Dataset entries
____

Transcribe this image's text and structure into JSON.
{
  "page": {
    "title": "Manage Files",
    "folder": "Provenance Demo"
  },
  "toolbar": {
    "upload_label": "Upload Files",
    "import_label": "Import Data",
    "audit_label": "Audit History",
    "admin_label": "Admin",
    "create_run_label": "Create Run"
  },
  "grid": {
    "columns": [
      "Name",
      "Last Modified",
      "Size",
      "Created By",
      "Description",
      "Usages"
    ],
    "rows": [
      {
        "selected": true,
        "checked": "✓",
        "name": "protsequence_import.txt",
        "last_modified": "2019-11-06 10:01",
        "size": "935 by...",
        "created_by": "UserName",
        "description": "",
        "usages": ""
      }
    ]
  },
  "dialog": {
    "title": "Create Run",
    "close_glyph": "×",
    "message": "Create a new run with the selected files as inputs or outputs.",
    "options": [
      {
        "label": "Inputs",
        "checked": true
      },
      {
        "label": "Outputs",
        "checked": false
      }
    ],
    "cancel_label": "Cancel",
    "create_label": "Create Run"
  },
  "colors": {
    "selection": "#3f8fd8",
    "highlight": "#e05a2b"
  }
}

____

Given request
Isolate the lines above that contain the word "checked" and copy them.

Task result
        "checked": "✓",
        "checked": true
        "checked": false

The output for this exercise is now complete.